** Start of Data records **
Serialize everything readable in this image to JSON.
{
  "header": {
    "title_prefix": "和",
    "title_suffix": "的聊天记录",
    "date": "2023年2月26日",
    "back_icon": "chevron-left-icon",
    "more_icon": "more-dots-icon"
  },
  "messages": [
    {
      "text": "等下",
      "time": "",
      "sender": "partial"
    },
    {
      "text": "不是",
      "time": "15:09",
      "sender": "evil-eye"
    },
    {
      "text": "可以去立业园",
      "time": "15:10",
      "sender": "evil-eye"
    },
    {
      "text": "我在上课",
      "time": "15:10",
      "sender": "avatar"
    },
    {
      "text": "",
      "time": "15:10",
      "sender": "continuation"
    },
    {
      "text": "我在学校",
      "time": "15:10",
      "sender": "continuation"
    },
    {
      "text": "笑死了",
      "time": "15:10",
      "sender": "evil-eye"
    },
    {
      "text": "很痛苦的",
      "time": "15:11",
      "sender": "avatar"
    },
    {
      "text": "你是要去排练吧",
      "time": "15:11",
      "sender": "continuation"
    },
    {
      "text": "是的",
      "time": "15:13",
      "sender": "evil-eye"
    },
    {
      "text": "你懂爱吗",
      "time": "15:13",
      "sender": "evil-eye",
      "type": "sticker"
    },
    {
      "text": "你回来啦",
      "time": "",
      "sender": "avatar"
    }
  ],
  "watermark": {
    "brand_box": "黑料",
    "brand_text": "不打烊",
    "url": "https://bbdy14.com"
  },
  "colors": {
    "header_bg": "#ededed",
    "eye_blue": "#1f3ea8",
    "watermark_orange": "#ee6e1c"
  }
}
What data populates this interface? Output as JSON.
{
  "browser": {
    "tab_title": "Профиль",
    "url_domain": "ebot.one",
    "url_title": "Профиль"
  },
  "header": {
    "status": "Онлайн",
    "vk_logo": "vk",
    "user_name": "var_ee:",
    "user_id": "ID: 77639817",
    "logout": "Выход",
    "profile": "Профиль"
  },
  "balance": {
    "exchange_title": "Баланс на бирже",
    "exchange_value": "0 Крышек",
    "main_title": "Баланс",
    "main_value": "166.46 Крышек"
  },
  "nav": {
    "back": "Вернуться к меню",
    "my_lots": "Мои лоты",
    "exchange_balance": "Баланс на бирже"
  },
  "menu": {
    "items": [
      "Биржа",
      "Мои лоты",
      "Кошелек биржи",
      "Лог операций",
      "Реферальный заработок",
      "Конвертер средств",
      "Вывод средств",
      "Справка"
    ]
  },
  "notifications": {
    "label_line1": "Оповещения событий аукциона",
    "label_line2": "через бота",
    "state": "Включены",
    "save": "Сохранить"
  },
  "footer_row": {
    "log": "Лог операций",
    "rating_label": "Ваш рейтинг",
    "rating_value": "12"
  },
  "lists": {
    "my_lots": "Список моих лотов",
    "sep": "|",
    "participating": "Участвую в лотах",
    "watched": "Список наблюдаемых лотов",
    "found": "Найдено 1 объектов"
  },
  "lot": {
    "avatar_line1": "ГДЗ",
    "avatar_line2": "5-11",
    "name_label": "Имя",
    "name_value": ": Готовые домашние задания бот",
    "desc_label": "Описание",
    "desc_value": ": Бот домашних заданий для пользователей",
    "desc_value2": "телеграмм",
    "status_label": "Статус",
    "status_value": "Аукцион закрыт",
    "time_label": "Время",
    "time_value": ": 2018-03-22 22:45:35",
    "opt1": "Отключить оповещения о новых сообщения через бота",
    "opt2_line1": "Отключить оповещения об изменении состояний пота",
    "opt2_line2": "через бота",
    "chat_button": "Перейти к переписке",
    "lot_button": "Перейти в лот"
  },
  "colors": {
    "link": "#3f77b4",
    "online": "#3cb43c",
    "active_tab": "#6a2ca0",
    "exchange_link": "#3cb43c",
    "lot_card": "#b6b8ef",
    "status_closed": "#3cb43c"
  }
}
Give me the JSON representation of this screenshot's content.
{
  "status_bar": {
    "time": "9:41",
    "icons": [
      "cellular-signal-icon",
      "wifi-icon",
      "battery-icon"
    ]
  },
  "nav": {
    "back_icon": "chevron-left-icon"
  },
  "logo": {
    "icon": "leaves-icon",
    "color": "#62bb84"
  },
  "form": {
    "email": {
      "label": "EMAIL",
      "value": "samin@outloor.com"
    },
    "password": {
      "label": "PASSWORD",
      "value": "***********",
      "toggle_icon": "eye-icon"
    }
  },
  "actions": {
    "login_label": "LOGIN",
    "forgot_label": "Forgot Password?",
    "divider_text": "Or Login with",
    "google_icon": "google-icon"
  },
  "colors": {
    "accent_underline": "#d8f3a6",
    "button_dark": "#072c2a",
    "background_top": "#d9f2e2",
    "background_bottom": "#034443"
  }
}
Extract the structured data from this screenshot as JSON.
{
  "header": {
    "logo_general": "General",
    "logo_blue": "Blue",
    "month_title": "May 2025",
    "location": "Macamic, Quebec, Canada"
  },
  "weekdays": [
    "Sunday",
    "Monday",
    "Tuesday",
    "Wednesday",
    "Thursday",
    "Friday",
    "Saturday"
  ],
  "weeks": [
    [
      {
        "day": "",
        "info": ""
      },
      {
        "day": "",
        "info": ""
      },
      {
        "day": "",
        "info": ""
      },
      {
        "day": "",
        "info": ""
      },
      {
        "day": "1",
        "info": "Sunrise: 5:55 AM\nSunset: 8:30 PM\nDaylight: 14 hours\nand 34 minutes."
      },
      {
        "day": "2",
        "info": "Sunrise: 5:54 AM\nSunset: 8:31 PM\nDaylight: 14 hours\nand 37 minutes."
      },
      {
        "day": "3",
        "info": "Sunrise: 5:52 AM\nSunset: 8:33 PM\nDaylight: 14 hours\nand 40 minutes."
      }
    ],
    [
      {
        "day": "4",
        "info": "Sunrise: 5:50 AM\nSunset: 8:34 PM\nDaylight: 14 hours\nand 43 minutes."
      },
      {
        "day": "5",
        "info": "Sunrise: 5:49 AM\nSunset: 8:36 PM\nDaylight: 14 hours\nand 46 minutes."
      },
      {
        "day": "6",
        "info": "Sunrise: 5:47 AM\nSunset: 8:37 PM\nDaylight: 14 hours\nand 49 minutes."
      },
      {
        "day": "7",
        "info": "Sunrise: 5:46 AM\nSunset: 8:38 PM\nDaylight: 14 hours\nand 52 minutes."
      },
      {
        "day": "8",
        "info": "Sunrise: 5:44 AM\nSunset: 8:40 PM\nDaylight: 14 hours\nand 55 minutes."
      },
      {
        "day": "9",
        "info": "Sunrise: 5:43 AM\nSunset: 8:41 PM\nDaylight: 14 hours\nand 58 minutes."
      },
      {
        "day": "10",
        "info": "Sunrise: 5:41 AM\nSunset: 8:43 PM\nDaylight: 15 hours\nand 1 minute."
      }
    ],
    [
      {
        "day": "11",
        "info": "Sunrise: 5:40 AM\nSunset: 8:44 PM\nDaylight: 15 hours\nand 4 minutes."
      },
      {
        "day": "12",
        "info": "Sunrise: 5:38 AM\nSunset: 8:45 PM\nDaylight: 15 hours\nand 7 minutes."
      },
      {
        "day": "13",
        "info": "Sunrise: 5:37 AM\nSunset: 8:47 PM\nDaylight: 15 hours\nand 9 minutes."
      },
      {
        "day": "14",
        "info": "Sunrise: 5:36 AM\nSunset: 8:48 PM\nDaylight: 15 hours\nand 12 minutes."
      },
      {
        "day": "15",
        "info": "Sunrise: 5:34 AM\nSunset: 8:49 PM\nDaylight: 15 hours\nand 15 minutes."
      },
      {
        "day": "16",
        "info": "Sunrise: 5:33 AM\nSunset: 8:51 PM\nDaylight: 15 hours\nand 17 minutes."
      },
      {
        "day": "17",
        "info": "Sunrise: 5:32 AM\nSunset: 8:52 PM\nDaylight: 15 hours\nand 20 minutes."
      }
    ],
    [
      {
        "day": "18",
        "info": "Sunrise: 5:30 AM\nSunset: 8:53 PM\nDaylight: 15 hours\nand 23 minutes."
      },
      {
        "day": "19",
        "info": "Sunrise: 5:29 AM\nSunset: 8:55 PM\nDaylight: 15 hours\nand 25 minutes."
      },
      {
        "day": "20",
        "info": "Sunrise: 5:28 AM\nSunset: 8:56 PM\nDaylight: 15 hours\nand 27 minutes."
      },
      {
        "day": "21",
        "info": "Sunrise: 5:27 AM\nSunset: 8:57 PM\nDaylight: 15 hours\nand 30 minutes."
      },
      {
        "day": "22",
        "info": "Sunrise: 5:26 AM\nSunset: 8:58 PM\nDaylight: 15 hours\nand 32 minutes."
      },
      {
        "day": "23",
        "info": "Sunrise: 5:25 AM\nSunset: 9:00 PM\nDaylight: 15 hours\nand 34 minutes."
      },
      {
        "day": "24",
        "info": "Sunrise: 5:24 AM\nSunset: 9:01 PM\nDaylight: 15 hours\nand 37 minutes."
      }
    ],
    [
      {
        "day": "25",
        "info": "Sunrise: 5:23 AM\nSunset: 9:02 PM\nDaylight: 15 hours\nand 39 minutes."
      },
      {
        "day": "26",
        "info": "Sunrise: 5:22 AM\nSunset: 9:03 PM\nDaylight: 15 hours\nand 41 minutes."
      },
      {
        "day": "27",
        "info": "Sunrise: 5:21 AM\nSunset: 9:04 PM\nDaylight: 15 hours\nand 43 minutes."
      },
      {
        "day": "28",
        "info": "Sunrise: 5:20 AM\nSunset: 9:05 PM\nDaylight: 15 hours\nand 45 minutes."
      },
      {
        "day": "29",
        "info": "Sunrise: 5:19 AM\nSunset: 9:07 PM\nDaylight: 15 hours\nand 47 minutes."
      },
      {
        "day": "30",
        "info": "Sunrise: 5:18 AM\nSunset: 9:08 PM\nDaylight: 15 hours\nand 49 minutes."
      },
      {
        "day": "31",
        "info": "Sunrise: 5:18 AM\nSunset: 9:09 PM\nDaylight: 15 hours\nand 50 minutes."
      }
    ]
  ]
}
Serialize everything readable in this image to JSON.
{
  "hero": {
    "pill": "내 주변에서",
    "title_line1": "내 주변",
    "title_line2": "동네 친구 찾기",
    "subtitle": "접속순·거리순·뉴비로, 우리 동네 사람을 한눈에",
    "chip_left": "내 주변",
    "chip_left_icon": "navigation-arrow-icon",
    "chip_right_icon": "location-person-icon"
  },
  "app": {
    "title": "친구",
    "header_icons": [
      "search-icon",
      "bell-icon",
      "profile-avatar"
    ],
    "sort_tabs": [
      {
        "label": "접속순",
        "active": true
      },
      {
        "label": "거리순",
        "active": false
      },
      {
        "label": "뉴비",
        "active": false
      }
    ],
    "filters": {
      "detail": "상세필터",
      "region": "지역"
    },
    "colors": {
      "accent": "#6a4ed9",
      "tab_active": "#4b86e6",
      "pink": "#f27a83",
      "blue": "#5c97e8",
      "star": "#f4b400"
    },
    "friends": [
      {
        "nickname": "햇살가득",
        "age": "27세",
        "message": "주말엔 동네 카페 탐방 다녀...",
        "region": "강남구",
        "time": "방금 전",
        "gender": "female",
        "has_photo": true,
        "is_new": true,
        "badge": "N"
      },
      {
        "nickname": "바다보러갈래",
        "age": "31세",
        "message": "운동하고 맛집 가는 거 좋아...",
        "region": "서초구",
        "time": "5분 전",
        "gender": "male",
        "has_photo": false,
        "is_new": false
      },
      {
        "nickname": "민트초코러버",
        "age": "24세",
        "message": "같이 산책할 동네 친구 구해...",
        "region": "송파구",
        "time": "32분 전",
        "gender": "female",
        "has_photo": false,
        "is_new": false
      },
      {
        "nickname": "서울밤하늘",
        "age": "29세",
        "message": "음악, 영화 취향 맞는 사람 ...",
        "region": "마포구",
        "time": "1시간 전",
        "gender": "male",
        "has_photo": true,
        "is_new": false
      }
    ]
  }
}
** End of Data records **
### What you are asked to do
Return all lines containing "лотов".

### Answer to the task
    "my_lots": "Список моих лотов",
    "watched": "Список наблюдаемых лотов",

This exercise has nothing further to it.